Set down every entry word for word. Omit the pictures.

START MATERIAL FOR THIS TASK

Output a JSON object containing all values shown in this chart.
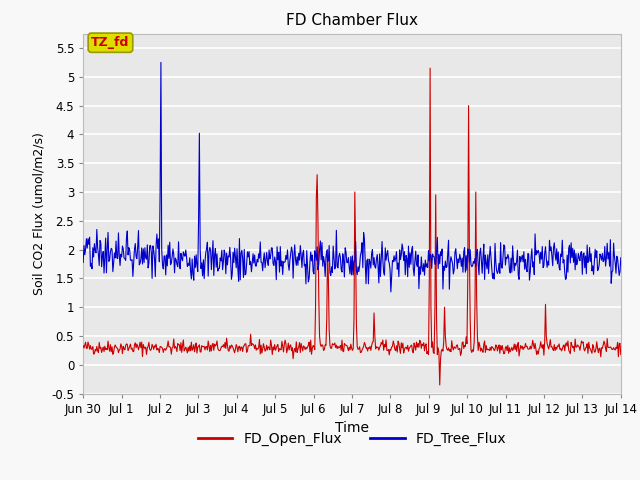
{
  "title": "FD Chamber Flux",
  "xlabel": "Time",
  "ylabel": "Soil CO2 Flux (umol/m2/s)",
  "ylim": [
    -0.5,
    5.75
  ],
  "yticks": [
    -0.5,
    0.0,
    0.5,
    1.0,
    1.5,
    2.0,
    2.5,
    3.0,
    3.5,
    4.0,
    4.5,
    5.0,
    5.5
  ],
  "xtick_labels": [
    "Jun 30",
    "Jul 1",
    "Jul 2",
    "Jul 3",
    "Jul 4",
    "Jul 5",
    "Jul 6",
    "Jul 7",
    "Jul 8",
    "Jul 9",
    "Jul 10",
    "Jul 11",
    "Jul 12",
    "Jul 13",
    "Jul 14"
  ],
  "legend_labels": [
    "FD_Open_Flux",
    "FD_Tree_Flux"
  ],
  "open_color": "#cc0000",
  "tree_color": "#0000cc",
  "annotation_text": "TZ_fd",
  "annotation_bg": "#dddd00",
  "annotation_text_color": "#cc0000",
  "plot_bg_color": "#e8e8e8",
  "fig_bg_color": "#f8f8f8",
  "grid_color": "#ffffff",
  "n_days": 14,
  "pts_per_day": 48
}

END MATERIAL FOR THIS TASK

## COMPLETE RESPONSE
Output a JSON object containing all values shown in this chart.
{
  "title": "FD Chamber Flux",
  "xlabel": "Time",
  "ylabel": "Soil CO2 Flux (umol/m2/s)",
  "ylim": [
    -0.5,
    5.75
  ],
  "yticks": [
    -0.5,
    0.0,
    0.5,
    1.0,
    1.5,
    2.0,
    2.5,
    3.0,
    3.5,
    4.0,
    4.5,
    5.0,
    5.5
  ],
  "xtick_labels": [
    "Jun 30",
    "Jul 1",
    "Jul 2",
    "Jul 3",
    "Jul 4",
    "Jul 5",
    "Jul 6",
    "Jul 7",
    "Jul 8",
    "Jul 9",
    "Jul 10",
    "Jul 11",
    "Jul 12",
    "Jul 13",
    "Jul 14"
  ],
  "legend_labels": [
    "FD_Open_Flux",
    "FD_Tree_Flux"
  ],
  "open_color": "#cc0000",
  "tree_color": "#0000cc",
  "annotation_text": "TZ_fd",
  "annotation_bg": "#dddd00",
  "annotation_text_color": "#cc0000",
  "plot_bg_color": "#e8e8e8",
  "fig_bg_color": "#f8f8f8",
  "grid_color": "#ffffff",
  "n_days": 14,
  "pts_per_day": 48
}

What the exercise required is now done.